What is expected
Copy out each line featuring the string "this" from the entries beneath.

Working data
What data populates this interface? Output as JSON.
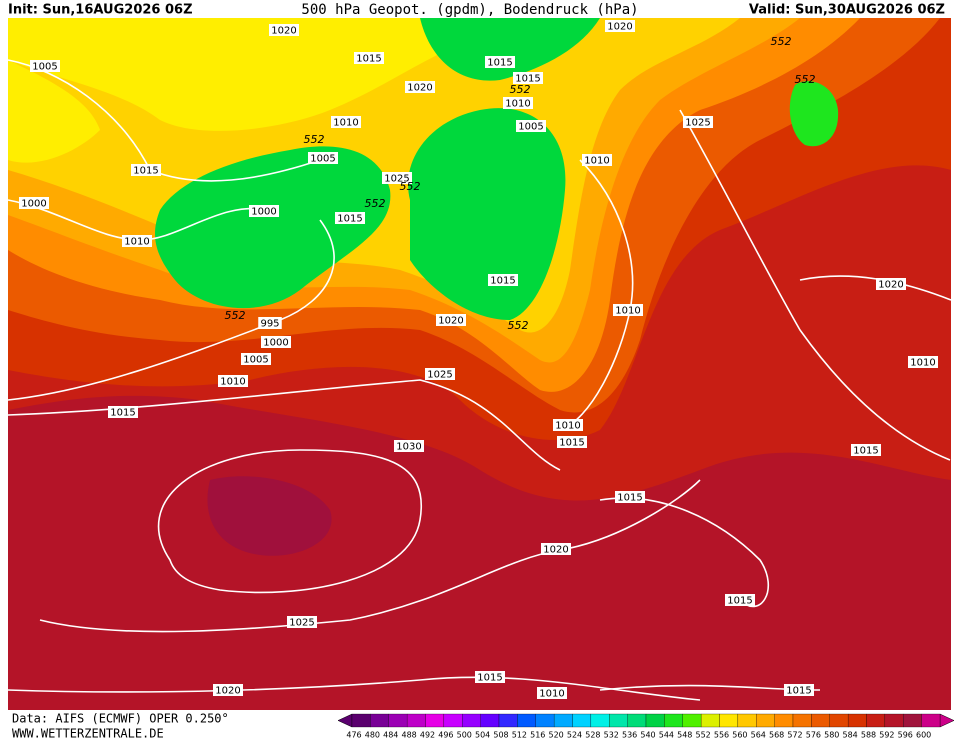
{
  "header": {
    "init": "Init: Sun,16AUG2026 06Z",
    "title": "500 hPa Geopot. (gpdm), Bodendruck (hPa)",
    "valid": "Valid: Sun,30AUG2026 06Z"
  },
  "isobar_labels": [
    "1020",
    "1005",
    "1015",
    "1015",
    "1020",
    "552",
    "1015",
    "552",
    "1010",
    "552",
    "1020",
    "1010",
    "1005",
    "1025",
    "552",
    "1005",
    "1015",
    "1010",
    "1025",
    "552",
    "1000",
    "552",
    "1000",
    "1015",
    "1010",
    "1015",
    "1020",
    "552",
    "995",
    "1010",
    "1020",
    "552",
    "1000",
    "1005",
    "1010",
    "1010",
    "1025",
    "1015",
    "1010",
    "1015",
    "1030",
    "1015",
    "1015",
    "1020",
    "1015",
    "1025",
    "1015",
    "1010",
    "1015",
    "1020"
  ],
  "footer": {
    "data": "Data: AIFS (ECMWF) OPER 0.250°",
    "site": "WWW.WETTERZENTRALE.DE"
  },
  "colorbar": {
    "labels": [
      "476",
      "480",
      "484",
      "488",
      "492",
      "496",
      "500",
      "504",
      "508",
      "512",
      "516",
      "520",
      "524",
      "528",
      "532",
      "536",
      "540",
      "544",
      "548",
      "552",
      "556",
      "560",
      "564",
      "568",
      "572",
      "576",
      "580",
      "584",
      "588",
      "592",
      "596",
      "600"
    ],
    "colors": [
      "#5a006e",
      "#780096",
      "#9b00b4",
      "#be00c8",
      "#e600e6",
      "#c800ff",
      "#9600ff",
      "#6400ff",
      "#3228ff",
      "#005aff",
      "#0082ff",
      "#00aaff",
      "#00d2ff",
      "#00f0e6",
      "#00e6aa",
      "#00dc78",
      "#00d246",
      "#1ee61e",
      "#50f000",
      "#dcf000",
      "#ffe600",
      "#ffc800",
      "#ffaa00",
      "#ff8c00",
      "#f57300",
      "#eb5a00",
      "#e14600",
      "#d73200",
      "#c81e14",
      "#b41428",
      "#a0143c",
      "#cc0088"
    ]
  }
}
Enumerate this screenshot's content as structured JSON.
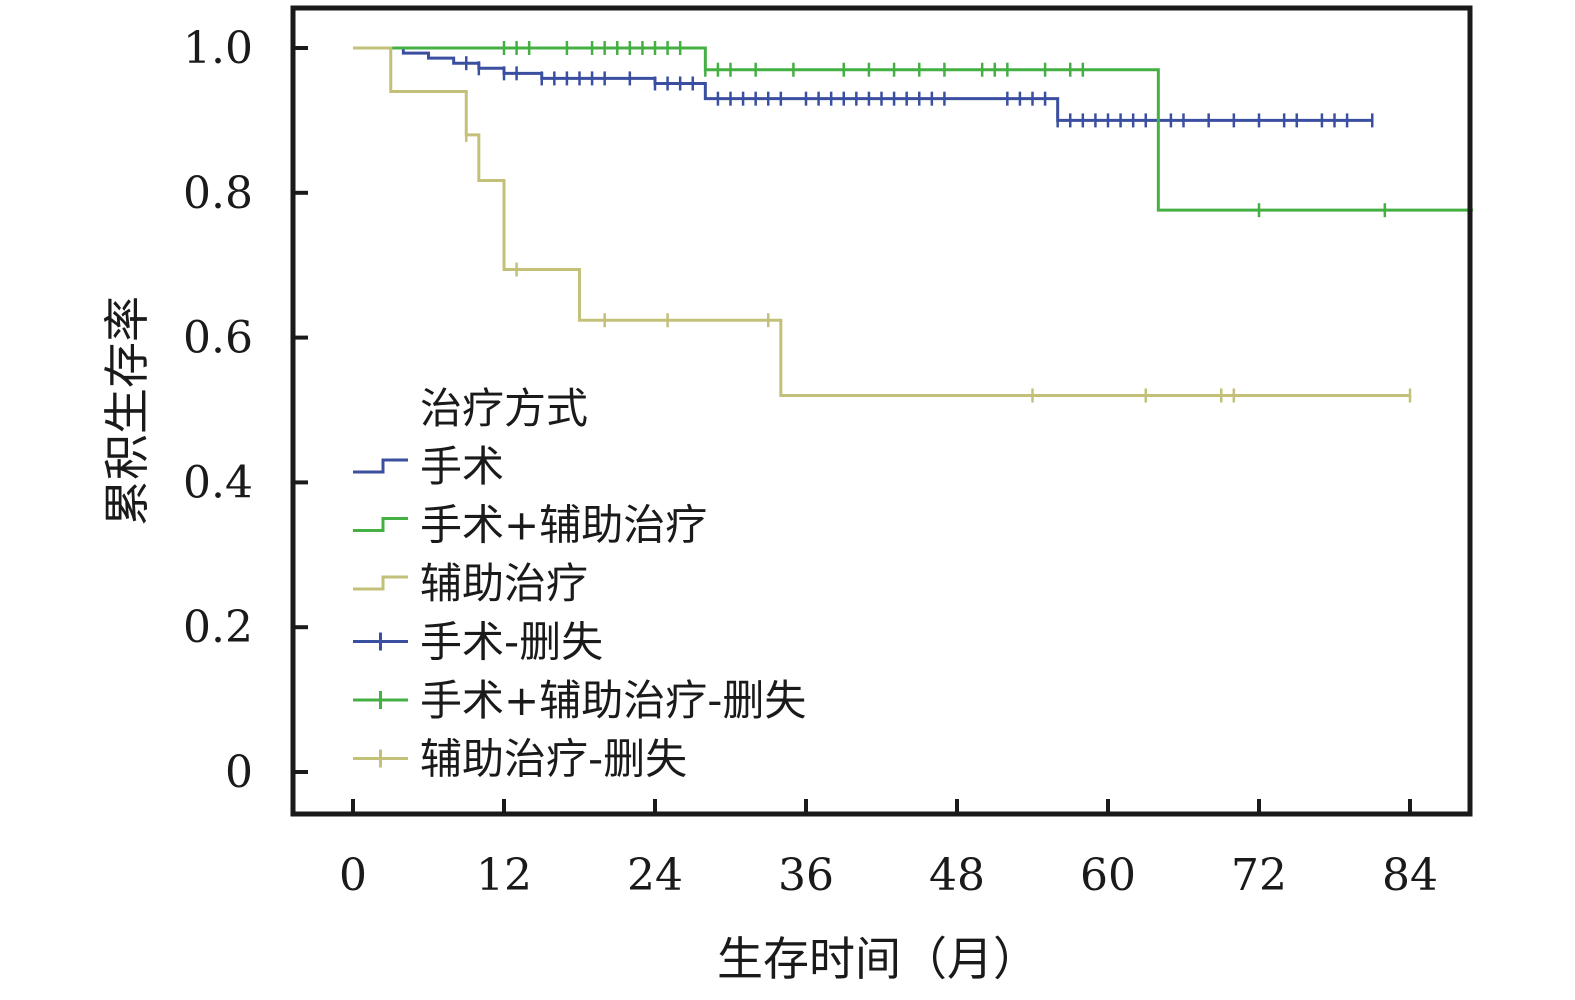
{
  "chart_data": {
    "type": "line",
    "subtype": "kaplan-meier",
    "title": "",
    "xlabel": "生存时间（月）",
    "ylabel": "累积生存率",
    "xlim": [
      -4,
      89
    ],
    "ylim": [
      -0.05,
      1.06
    ],
    "xticks": [
      "0",
      "12",
      "24",
      "36",
      "48",
      "60",
      "72",
      "84"
    ],
    "yticks": [
      "0",
      "0.2",
      "0.4",
      "0.6",
      "0.8",
      "1.0"
    ],
    "grid": false,
    "legend": {
      "title": "治疗方式",
      "placement": "left-middle",
      "entries": [
        {
          "label": "手术",
          "kind": "step",
          "color": "#3b4fa0"
        },
        {
          "label": "手术+辅助治疗",
          "kind": "step",
          "color": "#44b044"
        },
        {
          "label": "辅助治疗",
          "kind": "step",
          "color": "#c3c07a"
        },
        {
          "label": "手术-删失",
          "kind": "censor",
          "color": "#3b4fa0"
        },
        {
          "label": "手术+辅助治疗-删失",
          "kind": "censor",
          "color": "#44b044"
        },
        {
          "label": "辅助治疗-删失",
          "kind": "censor",
          "color": "#c3c07a"
        }
      ]
    },
    "series": [
      {
        "name": "手术",
        "color": "#3b4fa0",
        "steps": [
          [
            0,
            1.0
          ],
          [
            4,
            0.993
          ],
          [
            6,
            0.986
          ],
          [
            8,
            0.979
          ],
          [
            10,
            0.972
          ],
          [
            12,
            0.965
          ],
          [
            15,
            0.958
          ],
          [
            24,
            0.951
          ],
          [
            28,
            0.93
          ],
          [
            56,
            0.9
          ]
        ],
        "end_x": 81,
        "censored": [
          [
            9,
            0.979
          ],
          [
            10,
            0.972
          ],
          [
            12,
            0.965
          ],
          [
            13,
            0.965
          ],
          [
            15,
            0.958
          ],
          [
            16,
            0.958
          ],
          [
            17,
            0.958
          ],
          [
            18,
            0.958
          ],
          [
            19,
            0.958
          ],
          [
            20,
            0.958
          ],
          [
            22,
            0.958
          ],
          [
            24,
            0.951
          ],
          [
            25,
            0.951
          ],
          [
            26,
            0.951
          ],
          [
            27,
            0.951
          ],
          [
            29,
            0.93
          ],
          [
            30,
            0.93
          ],
          [
            31,
            0.93
          ],
          [
            32,
            0.93
          ],
          [
            33,
            0.93
          ],
          [
            34,
            0.93
          ],
          [
            36,
            0.93
          ],
          [
            37,
            0.93
          ],
          [
            38,
            0.93
          ],
          [
            39,
            0.93
          ],
          [
            40,
            0.93
          ],
          [
            41,
            0.93
          ],
          [
            42,
            0.93
          ],
          [
            43,
            0.93
          ],
          [
            44,
            0.93
          ],
          [
            45,
            0.93
          ],
          [
            46,
            0.93
          ],
          [
            47,
            0.93
          ],
          [
            52,
            0.93
          ],
          [
            53,
            0.93
          ],
          [
            54,
            0.93
          ],
          [
            55,
            0.93
          ],
          [
            56,
            0.9
          ],
          [
            57,
            0.9
          ],
          [
            58,
            0.9
          ],
          [
            59,
            0.9
          ],
          [
            60,
            0.9
          ],
          [
            61,
            0.9
          ],
          [
            62,
            0.9
          ],
          [
            63,
            0.9
          ],
          [
            65,
            0.9
          ],
          [
            66,
            0.9
          ],
          [
            68,
            0.9
          ],
          [
            70,
            0.9
          ],
          [
            72,
            0.9
          ],
          [
            74,
            0.9
          ],
          [
            75,
            0.9
          ],
          [
            77,
            0.9
          ],
          [
            78,
            0.9
          ],
          [
            79,
            0.9
          ],
          [
            81,
            0.9
          ]
        ]
      },
      {
        "name": "手术+辅助治疗",
        "color": "#44b044",
        "steps": [
          [
            0,
            1.0
          ],
          [
            28,
            0.97
          ],
          [
            64,
            0.776
          ]
        ],
        "end_x": 89,
        "censored": [
          [
            12,
            1.0
          ],
          [
            13,
            1.0
          ],
          [
            14,
            1.0
          ],
          [
            17,
            1.0
          ],
          [
            19,
            1.0
          ],
          [
            20,
            1.0
          ],
          [
            21,
            1.0
          ],
          [
            22,
            1.0
          ],
          [
            23,
            1.0
          ],
          [
            24,
            1.0
          ],
          [
            25,
            1.0
          ],
          [
            26,
            1.0
          ],
          [
            28,
            0.97
          ],
          [
            29,
            0.97
          ],
          [
            30,
            0.97
          ],
          [
            32,
            0.97
          ],
          [
            35,
            0.97
          ],
          [
            39,
            0.97
          ],
          [
            41,
            0.97
          ],
          [
            43,
            0.97
          ],
          [
            45,
            0.97
          ],
          [
            47,
            0.97
          ],
          [
            50,
            0.97
          ],
          [
            51,
            0.97
          ],
          [
            52,
            0.97
          ],
          [
            55,
            0.97
          ],
          [
            57,
            0.97
          ],
          [
            58,
            0.97
          ],
          [
            72,
            0.776
          ],
          [
            82,
            0.776
          ]
        ]
      },
      {
        "name": "辅助治疗",
        "color": "#c3c07a",
        "steps": [
          [
            0,
            1.0
          ],
          [
            3,
            0.94
          ],
          [
            9,
            0.88
          ],
          [
            10,
            0.817
          ],
          [
            12,
            0.694
          ],
          [
            18,
            0.624
          ],
          [
            34,
            0.52
          ]
        ],
        "end_x": 84,
        "censored": [
          [
            9,
            0.88
          ],
          [
            13,
            0.694
          ],
          [
            20,
            0.624
          ],
          [
            25,
            0.624
          ],
          [
            33,
            0.624
          ],
          [
            54,
            0.52
          ],
          [
            63,
            0.52
          ],
          [
            69,
            0.52
          ],
          [
            70,
            0.52
          ],
          [
            84,
            0.52
          ]
        ]
      }
    ]
  }
}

Solved problem
What data populates this interface? Output as JSON.
Enumerate this screenshot's content as structured JSON.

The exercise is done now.